• **PROVIDED RECORDS**:
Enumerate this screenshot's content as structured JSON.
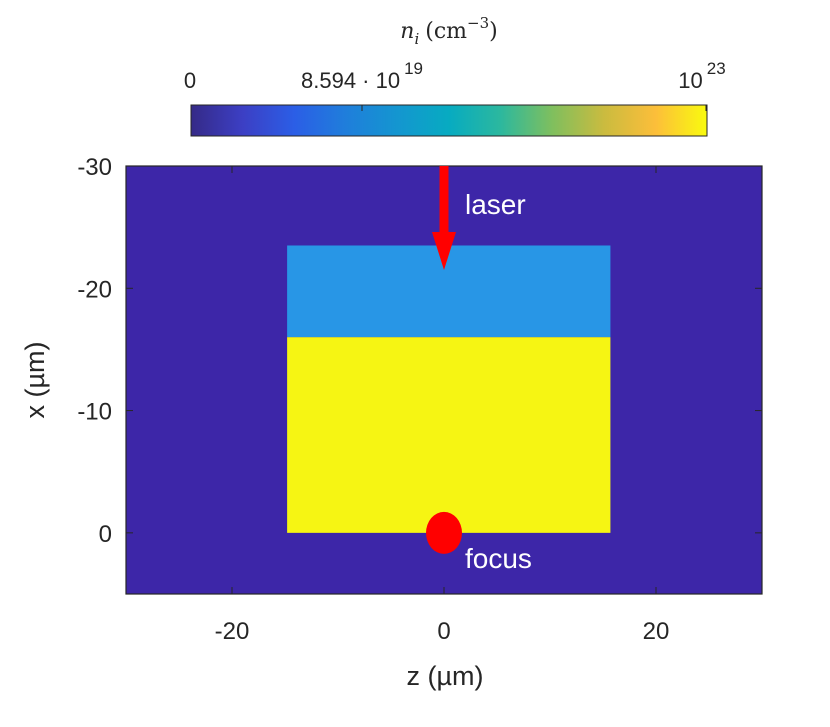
{
  "chart_data": {
    "type": "heatmap",
    "title": "",
    "xlabel": "z (µm)",
    "ylabel": "x (µm)",
    "xlim": [
      -30,
      30
    ],
    "ylim": [
      -30,
      5
    ],
    "y_reversed": true,
    "x_ticks": [
      "-20",
      "0",
      "20"
    ],
    "y_ticks": [
      "-30",
      "-20",
      "-10",
      "0"
    ],
    "x_tick_values": [
      -20,
      0,
      20
    ],
    "y_tick_values": [
      -30,
      -20,
      -10,
      0
    ],
    "background": {
      "value": 0,
      "color": "#3d26a8"
    },
    "regions": [
      {
        "z": [
          -14.8,
          15.7
        ],
        "x": [
          -23.5,
          -16
        ],
        "value": 8.594e+19,
        "color": "#2896e6"
      },
      {
        "z": [
          -14.8,
          15.7
        ],
        "x": [
          -16,
          0
        ],
        "value": 1e+23,
        "color": "#f6f513"
      }
    ],
    "colorbar": {
      "title": "n_i (cm^-3)",
      "title_main": "n",
      "title_sub": "i",
      "title_unit_open": "(cm",
      "title_unit_exp": "−3",
      "title_unit_close": ")",
      "colormap": "parula",
      "tick_values": [
        0,
        8.594e+19,
        1e+23
      ],
      "tick_labels": [
        {
          "main": "0",
          "sup": ""
        },
        {
          "main": "8.594 · 10",
          "sup": "19"
        },
        {
          "main": "10",
          "sup": "23"
        }
      ]
    },
    "annotations": [
      {
        "text": "laser",
        "type": "arrow",
        "from": [
          0,
          -30
        ],
        "to": [
          0,
          -21.5
        ],
        "color": "#ff0000"
      },
      {
        "text": "focus",
        "type": "marker",
        "at": [
          0,
          0
        ],
        "color": "#ff0000"
      }
    ]
  }
}
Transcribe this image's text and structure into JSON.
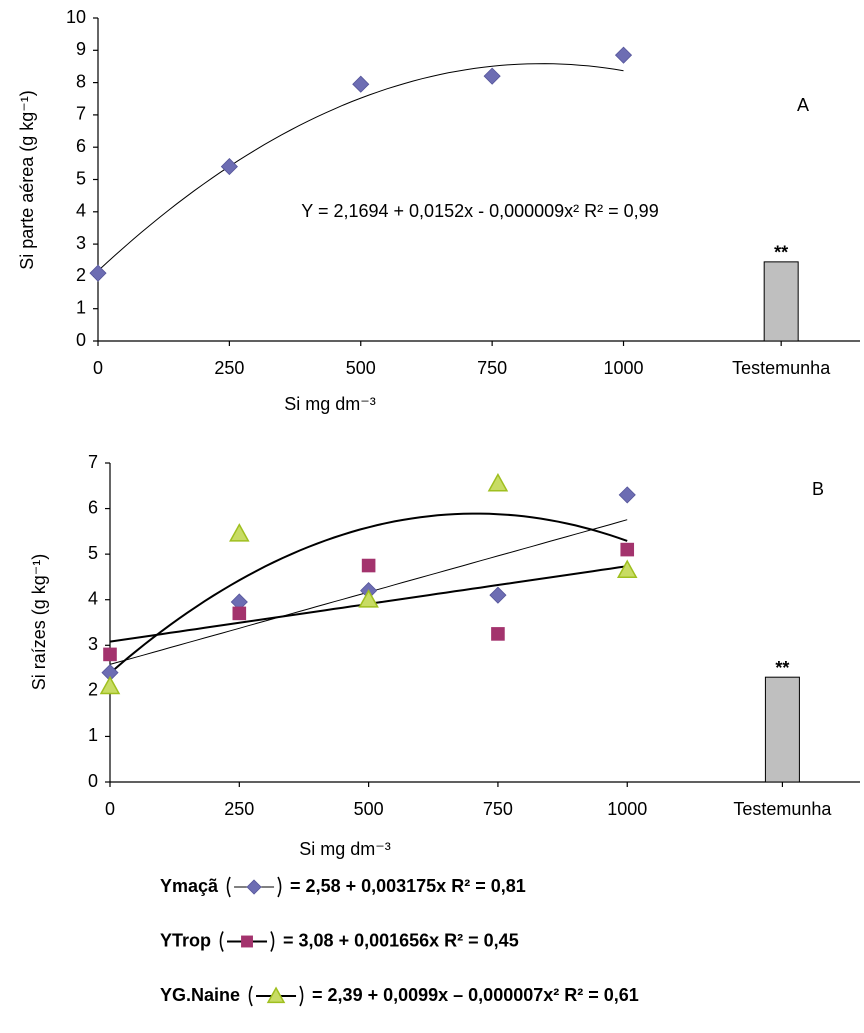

• **JOB**:
Repeat the material above in full and exactly, apart from the pictures.

• **REPLY TO THE TASK**:
Enumerate this screenshot's content as structured JSON.
{
  "chart_data": {
    "type": "heatmap",
    "title": "",
    "xlabel": "z (µm)",
    "ylabel": "x (µm)",
    "xlim": [
      -30,
      30
    ],
    "ylim": [
      -30,
      5
    ],
    "y_reversed": true,
    "x_ticks": [
      "-20",
      "0",
      "20"
    ],
    "y_ticks": [
      "-30",
      "-20",
      "-10",
      "0"
    ],
    "x_tick_values": [
      -20,
      0,
      20
    ],
    "y_tick_values": [
      -30,
      -20,
      -10,
      0
    ],
    "background": {
      "value": 0,
      "color": "#3d26a8"
    },
    "regions": [
      {
        "z": [
          -14.8,
          15.7
        ],
        "x": [
          -23.5,
          -16
        ],
        "value": 8.594e+19,
        "color": "#2896e6"
      },
      {
        "z": [
          -14.8,
          15.7
        ],
        "x": [
          -16,
          0
        ],
        "value": 1e+23,
        "color": "#f6f513"
      }
    ],
    "colorbar": {
      "title": "n_i (cm^-3)",
      "title_main": "n",
      "title_sub": "i",
      "title_unit_open": "(cm",
      "title_unit_exp": "−3",
      "title_unit_close": ")",
      "colormap": "parula",
      "tick_values": [
        0,
        8.594e+19,
        1e+23
      ],
      "tick_labels": [
        {
          "main": "0",
          "sup": ""
        },
        {
          "main": "8.594 · 10",
          "sup": "19"
        },
        {
          "main": "10",
          "sup": "23"
        }
      ]
    },
    "annotations": [
      {
        "text": "laser",
        "type": "arrow",
        "from": [
          0,
          -30
        ],
        "to": [
          0,
          -21.5
        ],
        "color": "#ff0000"
      },
      {
        "text": "focus",
        "type": "marker",
        "at": [
          0,
          0
        ],
        "color": "#ff0000"
      }
    ]
  }
}
Transcribe this image's text and structure into JSON.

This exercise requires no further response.